==== Task input ====

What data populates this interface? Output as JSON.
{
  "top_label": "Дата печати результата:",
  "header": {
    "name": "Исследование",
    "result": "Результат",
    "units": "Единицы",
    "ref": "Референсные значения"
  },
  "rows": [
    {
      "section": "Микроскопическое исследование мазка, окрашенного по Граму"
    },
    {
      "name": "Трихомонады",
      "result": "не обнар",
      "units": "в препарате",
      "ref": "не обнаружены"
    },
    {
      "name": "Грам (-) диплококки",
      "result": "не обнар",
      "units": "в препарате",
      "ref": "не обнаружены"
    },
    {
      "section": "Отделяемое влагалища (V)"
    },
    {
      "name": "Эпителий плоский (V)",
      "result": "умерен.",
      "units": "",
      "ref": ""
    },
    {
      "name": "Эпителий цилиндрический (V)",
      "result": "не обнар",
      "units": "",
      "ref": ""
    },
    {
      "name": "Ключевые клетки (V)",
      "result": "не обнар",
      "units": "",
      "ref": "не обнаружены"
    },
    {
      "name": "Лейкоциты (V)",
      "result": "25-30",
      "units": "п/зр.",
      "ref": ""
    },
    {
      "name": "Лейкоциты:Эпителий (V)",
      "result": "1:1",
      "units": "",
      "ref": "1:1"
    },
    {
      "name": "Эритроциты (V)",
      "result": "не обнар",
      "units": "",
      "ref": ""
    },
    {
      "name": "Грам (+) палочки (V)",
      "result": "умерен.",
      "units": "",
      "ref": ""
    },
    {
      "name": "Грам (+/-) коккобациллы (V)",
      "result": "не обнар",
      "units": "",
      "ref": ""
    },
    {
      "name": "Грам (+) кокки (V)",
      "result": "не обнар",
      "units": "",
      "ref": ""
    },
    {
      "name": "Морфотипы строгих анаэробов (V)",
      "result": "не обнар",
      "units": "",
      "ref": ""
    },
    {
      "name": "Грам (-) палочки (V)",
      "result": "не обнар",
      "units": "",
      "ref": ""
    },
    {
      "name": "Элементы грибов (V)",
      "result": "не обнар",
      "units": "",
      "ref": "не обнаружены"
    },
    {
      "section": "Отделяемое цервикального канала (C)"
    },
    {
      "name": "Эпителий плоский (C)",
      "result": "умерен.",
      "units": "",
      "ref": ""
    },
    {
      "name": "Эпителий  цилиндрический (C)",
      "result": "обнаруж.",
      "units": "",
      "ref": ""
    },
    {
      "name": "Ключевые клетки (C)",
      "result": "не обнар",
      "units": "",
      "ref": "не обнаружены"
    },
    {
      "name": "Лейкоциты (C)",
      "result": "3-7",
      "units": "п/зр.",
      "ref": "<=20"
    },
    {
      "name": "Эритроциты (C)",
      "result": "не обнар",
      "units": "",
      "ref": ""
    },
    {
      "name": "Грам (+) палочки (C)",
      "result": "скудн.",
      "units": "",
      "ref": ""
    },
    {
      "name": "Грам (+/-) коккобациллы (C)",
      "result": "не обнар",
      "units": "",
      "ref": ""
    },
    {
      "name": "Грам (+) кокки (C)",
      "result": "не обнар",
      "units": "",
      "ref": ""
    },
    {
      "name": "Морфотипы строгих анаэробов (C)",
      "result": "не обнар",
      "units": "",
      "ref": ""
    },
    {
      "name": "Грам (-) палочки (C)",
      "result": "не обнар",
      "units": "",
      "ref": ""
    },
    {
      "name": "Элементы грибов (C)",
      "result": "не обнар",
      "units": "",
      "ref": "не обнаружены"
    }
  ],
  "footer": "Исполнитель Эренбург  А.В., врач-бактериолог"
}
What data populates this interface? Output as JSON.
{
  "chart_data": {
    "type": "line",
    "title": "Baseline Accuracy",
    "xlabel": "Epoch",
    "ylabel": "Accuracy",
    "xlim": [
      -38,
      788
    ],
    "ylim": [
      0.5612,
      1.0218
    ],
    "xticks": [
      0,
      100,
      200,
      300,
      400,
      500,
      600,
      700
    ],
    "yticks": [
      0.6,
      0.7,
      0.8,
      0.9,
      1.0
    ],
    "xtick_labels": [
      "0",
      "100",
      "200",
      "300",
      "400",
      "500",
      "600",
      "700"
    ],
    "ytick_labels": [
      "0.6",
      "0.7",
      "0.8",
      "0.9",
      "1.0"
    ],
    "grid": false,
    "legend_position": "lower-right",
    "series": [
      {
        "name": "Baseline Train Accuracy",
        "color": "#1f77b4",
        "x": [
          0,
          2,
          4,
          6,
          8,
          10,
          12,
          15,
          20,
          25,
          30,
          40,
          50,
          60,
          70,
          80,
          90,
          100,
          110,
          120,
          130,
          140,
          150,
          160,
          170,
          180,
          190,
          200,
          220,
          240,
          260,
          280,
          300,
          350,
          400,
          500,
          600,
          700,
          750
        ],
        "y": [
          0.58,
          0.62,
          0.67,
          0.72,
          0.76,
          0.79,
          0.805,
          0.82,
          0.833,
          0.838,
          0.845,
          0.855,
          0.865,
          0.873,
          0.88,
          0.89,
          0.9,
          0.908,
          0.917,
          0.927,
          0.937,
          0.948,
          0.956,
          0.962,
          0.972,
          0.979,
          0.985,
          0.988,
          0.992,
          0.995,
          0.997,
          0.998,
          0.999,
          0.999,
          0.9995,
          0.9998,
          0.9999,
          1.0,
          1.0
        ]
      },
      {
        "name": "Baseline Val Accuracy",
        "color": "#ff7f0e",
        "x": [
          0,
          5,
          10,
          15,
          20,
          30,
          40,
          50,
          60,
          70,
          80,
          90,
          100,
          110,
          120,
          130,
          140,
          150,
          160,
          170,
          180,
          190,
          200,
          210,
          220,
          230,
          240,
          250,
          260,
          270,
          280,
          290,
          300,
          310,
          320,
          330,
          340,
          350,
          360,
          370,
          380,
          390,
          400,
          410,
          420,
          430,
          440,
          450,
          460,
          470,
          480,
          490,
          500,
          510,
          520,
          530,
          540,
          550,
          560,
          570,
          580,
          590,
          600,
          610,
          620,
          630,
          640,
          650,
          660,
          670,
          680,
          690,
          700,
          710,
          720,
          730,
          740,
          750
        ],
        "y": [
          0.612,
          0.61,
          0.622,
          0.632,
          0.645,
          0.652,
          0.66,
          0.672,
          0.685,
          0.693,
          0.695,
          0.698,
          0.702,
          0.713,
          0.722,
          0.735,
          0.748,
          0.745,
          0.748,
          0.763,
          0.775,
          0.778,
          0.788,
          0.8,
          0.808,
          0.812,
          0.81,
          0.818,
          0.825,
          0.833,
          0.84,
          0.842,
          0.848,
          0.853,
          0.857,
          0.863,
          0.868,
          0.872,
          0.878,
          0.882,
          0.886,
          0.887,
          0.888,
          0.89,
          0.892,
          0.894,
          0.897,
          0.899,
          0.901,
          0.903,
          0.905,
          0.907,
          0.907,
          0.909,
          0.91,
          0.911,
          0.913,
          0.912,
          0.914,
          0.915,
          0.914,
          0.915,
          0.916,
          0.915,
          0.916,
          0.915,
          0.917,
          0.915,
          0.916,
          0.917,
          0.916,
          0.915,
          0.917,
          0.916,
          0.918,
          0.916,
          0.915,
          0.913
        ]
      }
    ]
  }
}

====

• **What you need to do**: Check the data for the word "Лейкоциты" and pull out the lines that have it.

• **Answer to the problem**:
      "name": "Лейкоциты (V)",
      "name": "Лейкоциты:Эпителий (V)",
      "name": "Лейкоциты (C)",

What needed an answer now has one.